Stated exercise: Carry on the passage about Sotsu's share repurchases, picking up after its last sentence.

Page excerpt:
Next, there have been multiple waves of share repurchases at great prices. When Sotsu’s shares traded at a ridiculous negative enterprise value from 2Q2010 to 1Q2012, management initiated a few rounds of aggressive stock repurchases/cancellations, reducing shares outstanding declined from 8,600 to 7,800 (note: in Japan stock repurchases are uncommon, and cancelled repurchases are even less so).
Interestingly, management amplified the effectiveness of the repurchases by releasing unusually detailed press releases stating A) exactly how many shares they would repurchase, B) exactly how much money they would be willing spend, and 3) the exact number of days on which they would be repurchasing. The latest example of this happened on 10 January 2012 http://www.sotsu-co.jp/ir/pdf/20120110_2.pdf. At the time, Sotsu was trading at JPY1,240 per share (way below cash) when management suddenly announced a buyback of 100,000 shares (over 1% of the total at the time) for JPY150 million – implying they would spend up to JPY1,500 per share, or 21% more than the current stock price – and complete the repurchases by 22 February 2012. Needless to say, the stock spiked to JPY1,500 per share immediately and the stock hasn’t traded below net cash since (though it hardly trades at a premium now).

Data:
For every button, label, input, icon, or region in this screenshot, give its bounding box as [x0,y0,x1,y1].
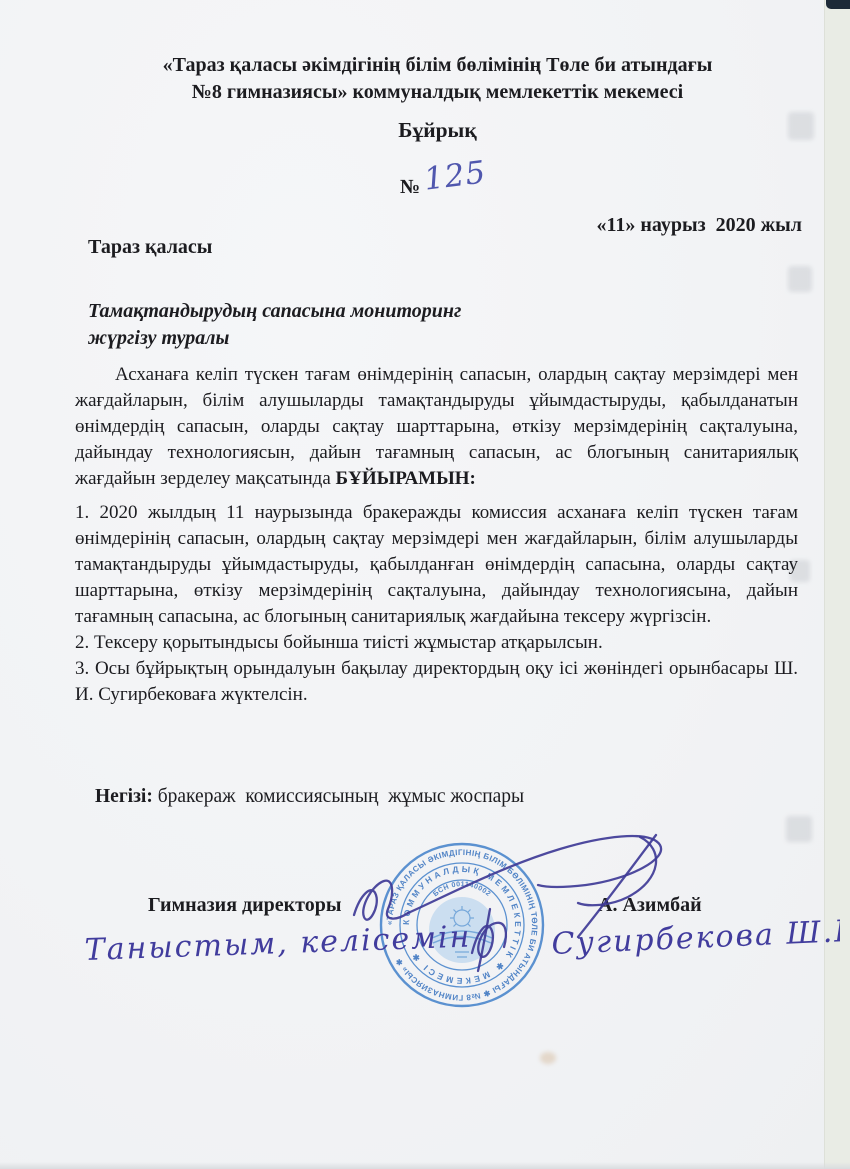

Reply:
Why did they tip their hat like that? It was explained to me that Chairman Nasu Yuji was “disgusted” that his company’s market cap was not only trading below book value, but below net cash. They made a determination that the stock price “floor” should be a 1x price/book multiple, and that they would continue to be opportunistic in stepping into the market for repurchases if the stock price went into silly cheap territory again.
We’ll see if Sotsu’s management actually protect that floor valuation over time, but they’ve been walking the walk so far: the sums spent on dividends/repurchases works out to over 51% of cumulative net income from 2008-2011, a very high payout by Japanese standards (according to Bloomberg fewer than 12% of Japanese listed companies have dividend payout ratios higher than 50%). While we would like to see them pay out even more given their huge/growing cash pile, it’s nice to know they have the stock price in mind.
Haven’t we seen this movie before?
Once upon a time (in late 2009 / early 2010) there was another Japanese company called Sanrio (ticker: 8136 JP) that owned the rights to another famous cartoon character, Hello Kitty. Like Sotsu today, Sanrio back then was 1) reliant on licensing royalties for profits, and 2) underutilizing its international appeal to grow those royalties.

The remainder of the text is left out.